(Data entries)
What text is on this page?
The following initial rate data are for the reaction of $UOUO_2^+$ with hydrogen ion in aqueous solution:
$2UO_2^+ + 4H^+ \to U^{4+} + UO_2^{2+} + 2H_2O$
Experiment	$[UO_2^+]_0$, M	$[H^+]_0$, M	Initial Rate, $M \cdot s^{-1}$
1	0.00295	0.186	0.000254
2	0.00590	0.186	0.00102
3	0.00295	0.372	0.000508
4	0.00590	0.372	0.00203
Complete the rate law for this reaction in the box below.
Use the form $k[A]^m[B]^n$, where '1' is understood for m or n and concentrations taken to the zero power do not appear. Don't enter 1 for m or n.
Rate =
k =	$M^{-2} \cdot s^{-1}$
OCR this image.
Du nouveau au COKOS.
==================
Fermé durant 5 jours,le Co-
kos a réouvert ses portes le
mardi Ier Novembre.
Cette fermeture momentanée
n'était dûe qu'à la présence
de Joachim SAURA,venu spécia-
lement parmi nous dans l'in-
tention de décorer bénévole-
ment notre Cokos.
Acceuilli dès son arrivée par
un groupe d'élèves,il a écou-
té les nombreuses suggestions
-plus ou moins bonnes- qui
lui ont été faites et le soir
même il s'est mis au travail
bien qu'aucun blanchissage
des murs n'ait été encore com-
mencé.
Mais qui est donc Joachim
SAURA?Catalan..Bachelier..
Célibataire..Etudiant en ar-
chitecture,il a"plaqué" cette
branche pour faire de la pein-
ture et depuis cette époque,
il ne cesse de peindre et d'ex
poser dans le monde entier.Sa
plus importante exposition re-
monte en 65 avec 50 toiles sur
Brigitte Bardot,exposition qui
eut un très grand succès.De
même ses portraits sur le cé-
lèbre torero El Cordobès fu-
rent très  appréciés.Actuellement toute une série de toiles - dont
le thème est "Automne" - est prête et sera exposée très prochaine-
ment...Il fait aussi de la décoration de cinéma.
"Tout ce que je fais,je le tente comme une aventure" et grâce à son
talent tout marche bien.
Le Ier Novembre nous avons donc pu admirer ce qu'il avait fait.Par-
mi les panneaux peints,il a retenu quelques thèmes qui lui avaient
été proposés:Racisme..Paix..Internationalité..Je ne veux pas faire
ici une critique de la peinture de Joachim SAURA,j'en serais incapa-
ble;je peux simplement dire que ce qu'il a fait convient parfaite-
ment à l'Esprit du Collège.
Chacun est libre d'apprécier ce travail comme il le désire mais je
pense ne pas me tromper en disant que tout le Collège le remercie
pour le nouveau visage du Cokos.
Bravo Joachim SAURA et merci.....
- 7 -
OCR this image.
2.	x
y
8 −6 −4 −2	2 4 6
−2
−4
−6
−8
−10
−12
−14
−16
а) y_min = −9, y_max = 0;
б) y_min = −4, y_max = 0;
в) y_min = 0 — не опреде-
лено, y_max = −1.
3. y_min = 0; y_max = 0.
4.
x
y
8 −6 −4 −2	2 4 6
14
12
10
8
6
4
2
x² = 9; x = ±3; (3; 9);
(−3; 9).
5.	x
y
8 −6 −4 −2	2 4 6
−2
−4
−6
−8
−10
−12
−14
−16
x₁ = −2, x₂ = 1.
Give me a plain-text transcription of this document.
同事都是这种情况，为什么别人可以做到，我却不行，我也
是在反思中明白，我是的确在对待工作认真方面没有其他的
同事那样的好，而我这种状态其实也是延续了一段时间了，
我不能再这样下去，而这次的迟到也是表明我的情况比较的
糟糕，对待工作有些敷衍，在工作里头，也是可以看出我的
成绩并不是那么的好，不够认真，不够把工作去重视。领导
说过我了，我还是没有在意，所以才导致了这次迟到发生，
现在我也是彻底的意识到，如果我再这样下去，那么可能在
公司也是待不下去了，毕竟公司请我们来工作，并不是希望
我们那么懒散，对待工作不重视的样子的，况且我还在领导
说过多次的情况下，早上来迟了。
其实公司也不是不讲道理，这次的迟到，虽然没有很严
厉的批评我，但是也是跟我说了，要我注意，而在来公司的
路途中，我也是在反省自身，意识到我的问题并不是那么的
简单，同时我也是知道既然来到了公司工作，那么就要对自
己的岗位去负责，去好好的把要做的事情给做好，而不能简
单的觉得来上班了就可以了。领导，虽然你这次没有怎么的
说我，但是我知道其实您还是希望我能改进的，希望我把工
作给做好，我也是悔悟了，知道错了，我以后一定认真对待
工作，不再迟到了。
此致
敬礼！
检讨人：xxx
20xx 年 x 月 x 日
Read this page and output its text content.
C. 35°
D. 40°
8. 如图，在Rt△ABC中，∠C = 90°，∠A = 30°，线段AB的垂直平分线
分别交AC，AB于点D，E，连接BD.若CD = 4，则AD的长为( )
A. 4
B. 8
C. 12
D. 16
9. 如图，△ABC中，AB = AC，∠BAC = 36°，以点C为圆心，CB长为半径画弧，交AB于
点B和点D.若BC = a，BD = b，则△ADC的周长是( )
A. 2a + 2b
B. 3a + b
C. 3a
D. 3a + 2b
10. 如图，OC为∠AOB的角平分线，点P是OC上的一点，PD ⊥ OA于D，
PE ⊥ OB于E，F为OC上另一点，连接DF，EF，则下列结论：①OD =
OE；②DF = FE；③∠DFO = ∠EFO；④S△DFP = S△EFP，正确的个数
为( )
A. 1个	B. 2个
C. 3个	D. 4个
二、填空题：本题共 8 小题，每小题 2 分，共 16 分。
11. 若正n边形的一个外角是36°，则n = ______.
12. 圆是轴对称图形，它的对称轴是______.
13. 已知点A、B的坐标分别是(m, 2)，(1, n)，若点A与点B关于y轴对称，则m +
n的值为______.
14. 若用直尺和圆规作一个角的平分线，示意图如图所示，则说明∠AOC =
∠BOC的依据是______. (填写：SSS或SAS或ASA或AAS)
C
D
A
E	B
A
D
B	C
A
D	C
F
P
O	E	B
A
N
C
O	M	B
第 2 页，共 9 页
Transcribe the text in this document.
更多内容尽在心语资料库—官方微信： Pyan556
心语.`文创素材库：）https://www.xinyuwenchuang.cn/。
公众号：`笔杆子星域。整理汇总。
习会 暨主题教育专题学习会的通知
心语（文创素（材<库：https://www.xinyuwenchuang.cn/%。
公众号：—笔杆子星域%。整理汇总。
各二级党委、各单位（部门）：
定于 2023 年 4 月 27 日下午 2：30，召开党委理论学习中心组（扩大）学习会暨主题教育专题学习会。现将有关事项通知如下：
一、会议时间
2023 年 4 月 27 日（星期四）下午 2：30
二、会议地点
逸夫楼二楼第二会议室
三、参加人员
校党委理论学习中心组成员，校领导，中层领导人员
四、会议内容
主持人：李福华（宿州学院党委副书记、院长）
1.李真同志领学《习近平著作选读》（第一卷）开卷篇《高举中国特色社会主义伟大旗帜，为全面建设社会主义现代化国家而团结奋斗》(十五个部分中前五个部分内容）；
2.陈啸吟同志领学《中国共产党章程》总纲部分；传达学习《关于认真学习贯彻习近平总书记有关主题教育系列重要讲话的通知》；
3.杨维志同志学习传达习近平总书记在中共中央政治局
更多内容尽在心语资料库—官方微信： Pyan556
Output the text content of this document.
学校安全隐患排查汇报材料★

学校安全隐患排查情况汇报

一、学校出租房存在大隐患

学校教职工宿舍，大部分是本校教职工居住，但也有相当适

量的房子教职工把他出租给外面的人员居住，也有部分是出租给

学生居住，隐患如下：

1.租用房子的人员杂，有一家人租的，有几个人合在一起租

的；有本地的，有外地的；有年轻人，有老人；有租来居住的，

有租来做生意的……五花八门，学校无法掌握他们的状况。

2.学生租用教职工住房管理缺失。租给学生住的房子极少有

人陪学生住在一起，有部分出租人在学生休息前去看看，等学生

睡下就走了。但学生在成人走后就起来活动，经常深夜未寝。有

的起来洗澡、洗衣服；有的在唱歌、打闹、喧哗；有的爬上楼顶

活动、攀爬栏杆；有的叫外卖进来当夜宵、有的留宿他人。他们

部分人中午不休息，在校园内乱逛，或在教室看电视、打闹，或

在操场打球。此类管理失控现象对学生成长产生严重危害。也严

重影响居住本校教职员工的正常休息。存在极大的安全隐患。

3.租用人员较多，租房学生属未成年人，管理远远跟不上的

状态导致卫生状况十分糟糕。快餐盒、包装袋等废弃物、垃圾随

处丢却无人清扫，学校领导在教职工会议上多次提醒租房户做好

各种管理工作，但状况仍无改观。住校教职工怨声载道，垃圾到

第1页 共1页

*INSTRUCTIONS TO FOLLOW:* Take the line that contains "Output the text content of this document." and each line after it down to the last of the records, and retype them exactly; add nothing else.

*SOLUTION TO THIS TASK:*
Output the text content of this document.
学校安全隐患排查汇报材料★

学校安全隐患排查情况汇报

一、学校出租房存在大隐患

学校教职工宿舍，大部分是本校教职工居住，但也有相当适

量的房子教职工把他出租给外面的人员居住，也有部分是出租给

学生居住，隐患如下：

1.租用房子的人员杂，有一家人租的，有几个人合在一起租

的；有本地的，有外地的；有年轻人，有老人；有租来居住的，

有租来做生意的……五花八门，学校无法掌握他们的状况。

2.学生租用教职工住房管理缺失。租给学生住的房子极少有

人陪学生住在一起，有部分出租人在学生休息前去看看，等学生

睡下就走了。但学生在成人走后就起来活动，经常深夜未寝。有

的起来洗澡、洗衣服；有的在唱歌、打闹、喧哗；有的爬上楼顶

活动、攀爬栏杆；有的叫外卖进来当夜宵、有的留宿他人。他们

部分人中午不休息，在校园内乱逛，或在教室看电视、打闹，或

在操场打球。此类管理失控现象对学生成长产生严重危害。也严

重影响居住本校教职员工的正常休息。存在极大的安全隐患。

3.租用人员较多，租房学生属未成年人，管理远远跟不上的

状态导致卫生状况十分糟糕。快餐盒、包装袋等废弃物、垃圾随

处丢却无人清扫，学校领导在教职工会议上多次提醒租房户做好

各种管理工作，但状况仍无改观。住校教职工怨声载道，垃圾到

第1页 共1页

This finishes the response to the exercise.